Look through the lines below and extract any with the word "haben".

....

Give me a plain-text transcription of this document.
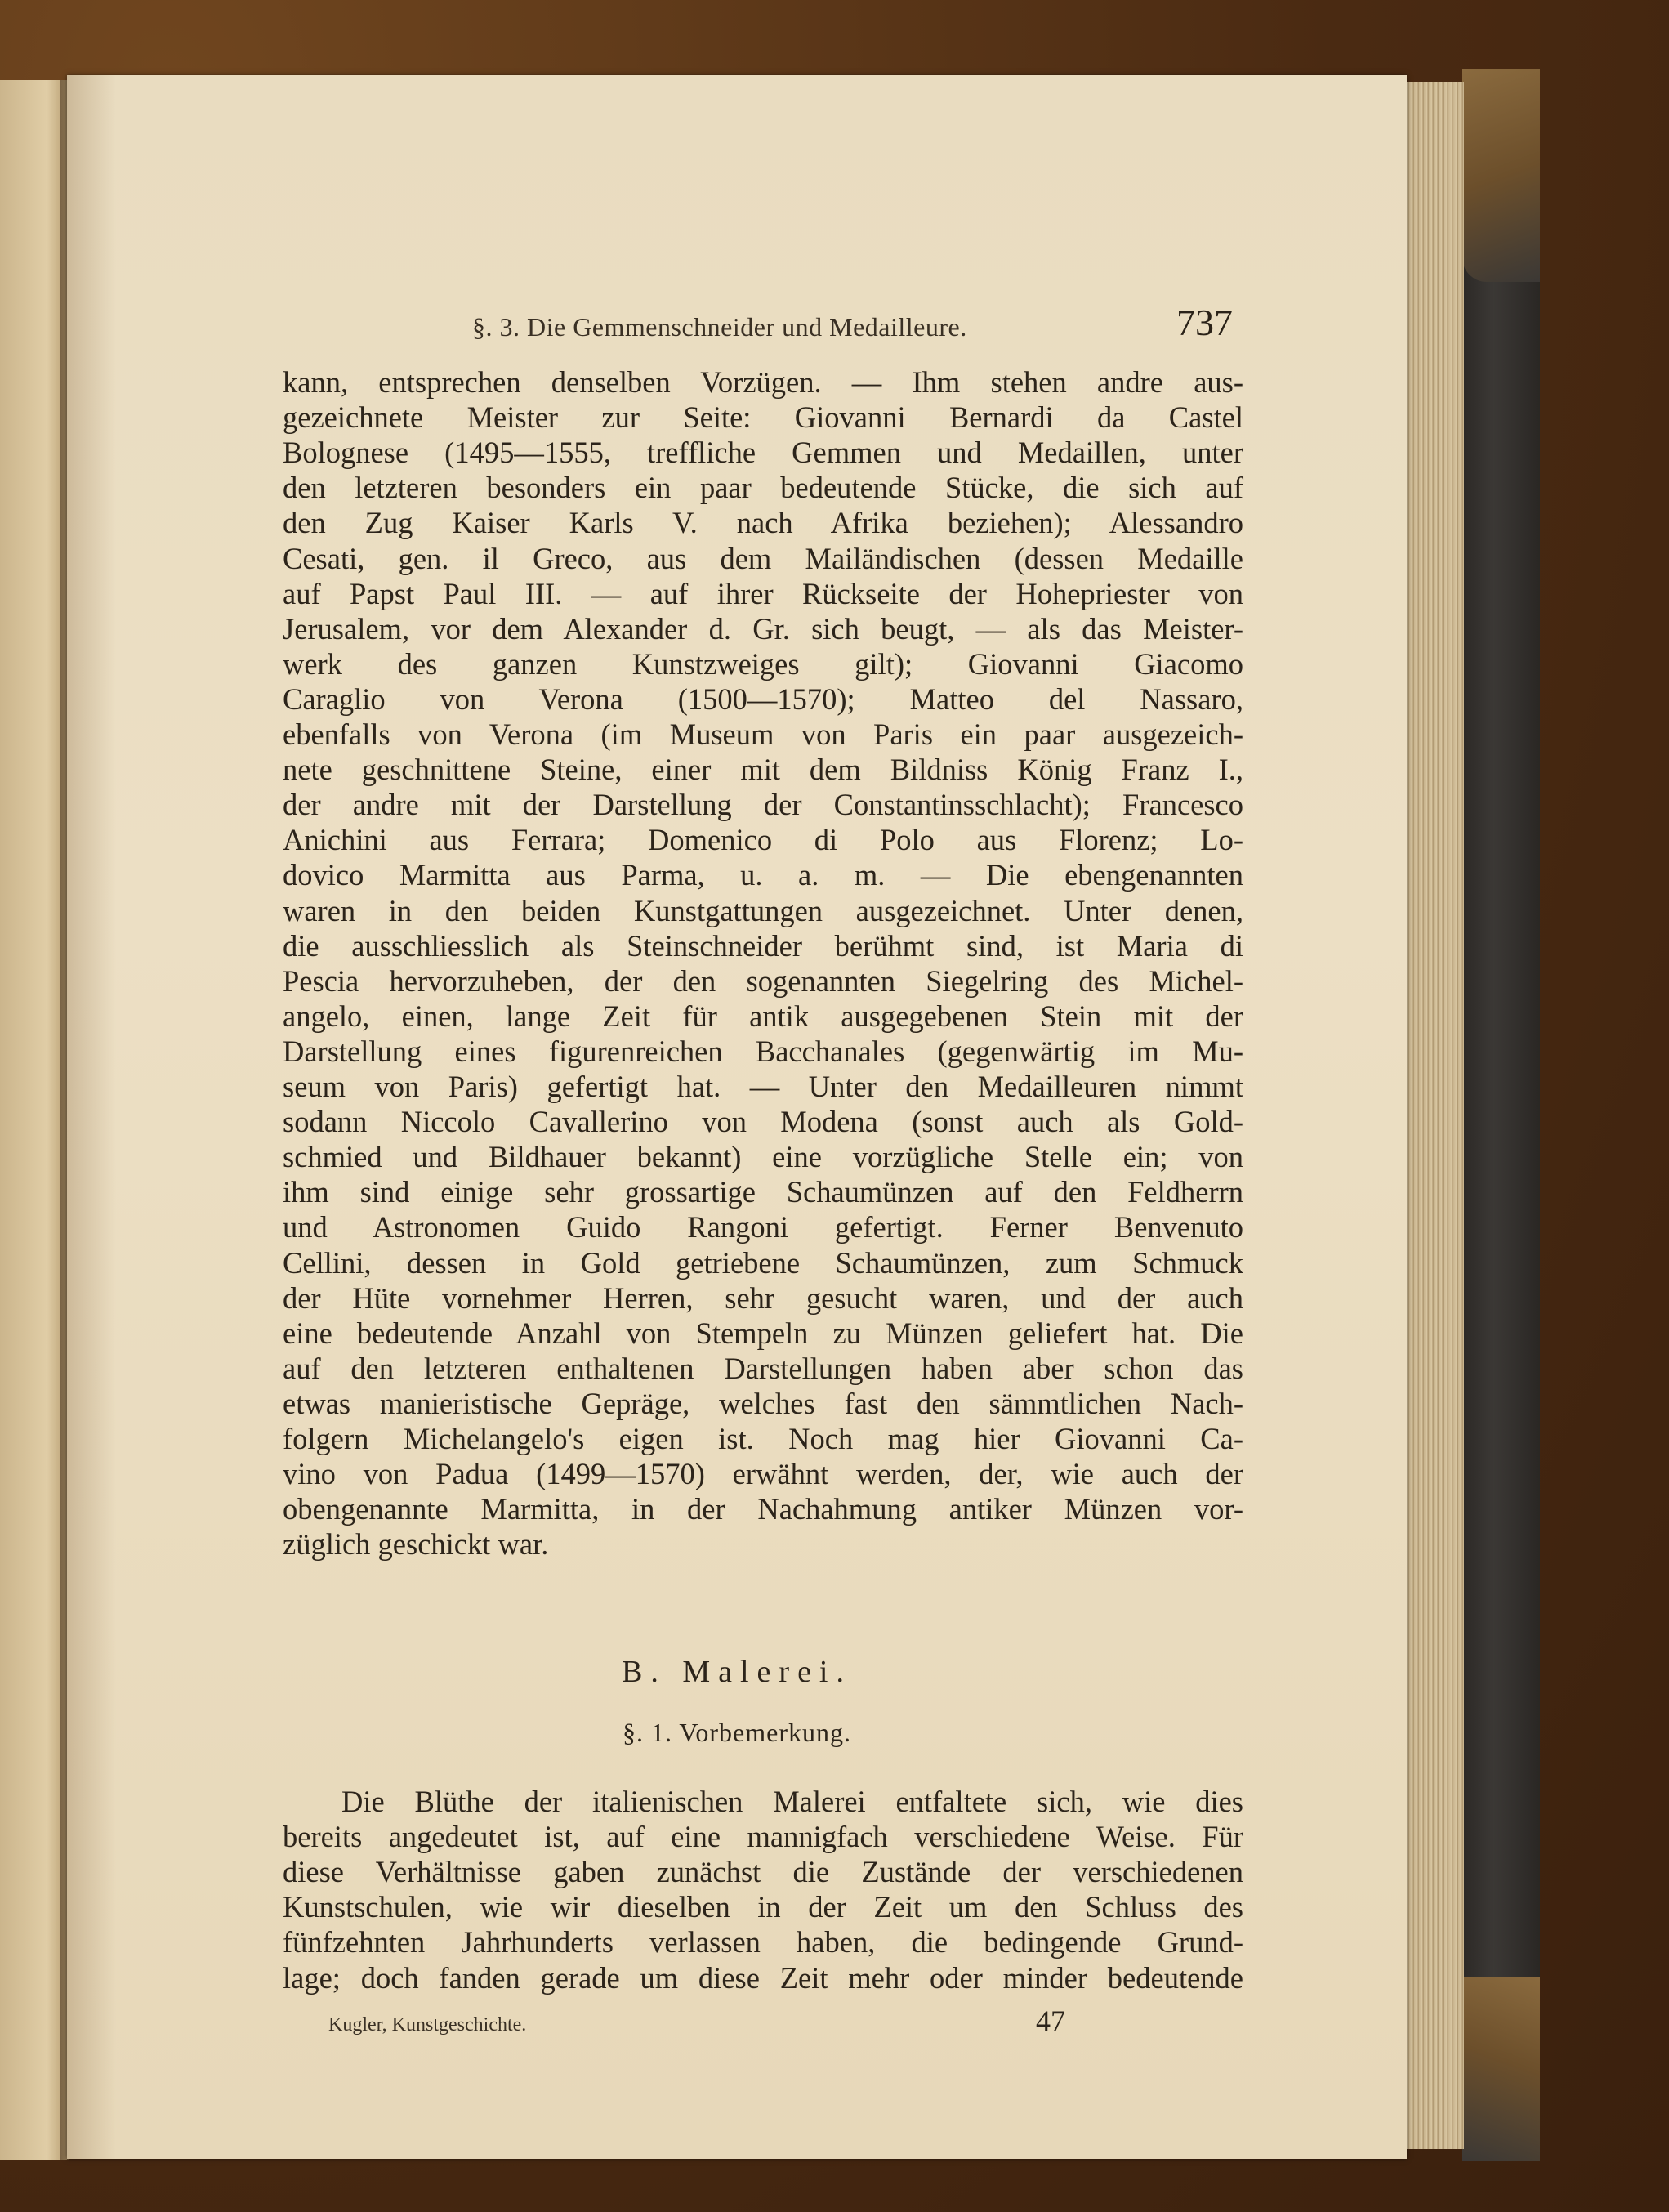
§. 3. Die Gemmenschneider und Medailleure.	737
kann, entsprechen denselben Vorzügen. — Ihm stehen andre aus-
gezeichnete Meister zur Seite: Giovanni Bernardi da Castel
Bolognese (1495—1555, treffliche Gemmen und Medaillen, unter
den letzteren besonders ein paar bedeutende Stücke, die sich auf
den Zug Kaiser Karls V. nach Afrika beziehen); Alessandro
Cesati, gen. il Greco, aus dem Mailändischen (dessen Medaille
auf Papst Paul III. — auf ihrer Rückseite der Hohepriester von
Jerusalem, vor dem Alexander d. Gr. sich beugt, — als das Meister-
werk des ganzen Kunstzweiges gilt); Giovanni Giacomo
Caraglio von Verona (1500—1570); Matteo del Nassaro,
ebenfalls von Verona (im Museum von Paris ein paar ausgezeich-
nete geschnittene Steine, einer mit dem Bildniss König Franz I.,
der andre mit der Darstellung der Constantinsschlacht); Francesco
Anichini aus Ferrara; Domenico di Polo aus Florenz; Lo-
dovico Marmitta aus Parma, u. a. m. — Die ebengenannten
waren in den beiden Kunstgattungen ausgezeichnet. Unter denen,
die ausschliesslich als Steinschneider berühmt sind, ist Maria di
Pescia hervorzuheben, der den sogenannten Siegelring des Michel-
angelo, einen, lange Zeit für antik ausgegebenen Stein mit der
Darstellung eines figurenreichen Bacchanales (gegenwärtig im Mu-
seum von Paris) gefertigt hat. — Unter den Medailleuren nimmt
sodann Niccolo Cavallerino von Modena (sonst auch als Gold-
schmied und Bildhauer bekannt) eine vorzügliche Stelle ein; von
ihm sind einige sehr grossartige Schaumünzen auf den Feldherrn
und Astronomen Guido Rangoni gefertigt. Ferner Benvenuto
Cellini, dessen in Gold getriebene Schaumünzen, zum Schmuck
der Hüte vornehmer Herren, sehr gesucht waren, und der auch
eine bedeutende Anzahl von Stempeln zu Münzen geliefert hat. Die
auf den letzteren enthaltenen Darstellungen haben aber schon das
etwas manieristische Gepräge, welches fast den sämmtlichen Nach-
folgern Michelangelo's eigen ist. Noch mag hier Giovanni Ca-
vino von Padua (1499—1570) erwähnt werden, der, wie auch der
obengenannte Marmitta, in der Nachahmung antiker Münzen vor-
züglich geschickt war.
B. Malerei.
§. 1. Vorbemerkung.
Die Blüthe der italienischen Malerei entfaltete sich, wie dies
bereits angedeutet ist, auf eine mannigfach verschiedene Weise. Für
diese Verhältnisse gaben zunächst die Zustände der verschiedenen
Kunstschulen, wie wir dieselben in der Zeit um den Schluss des
fünfzehnten Jahrhunderts verlassen haben, die bedingende Grund-
lage; doch fanden gerade um diese Zeit mehr oder minder bedeutende
Kugler, Kunstgeschichte.	47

....

— The output —
auf den letzteren enthaltenen Darstellungen haben aber schon das
fünfzehnten Jahrhunderts verlassen haben, die bedingende Grund-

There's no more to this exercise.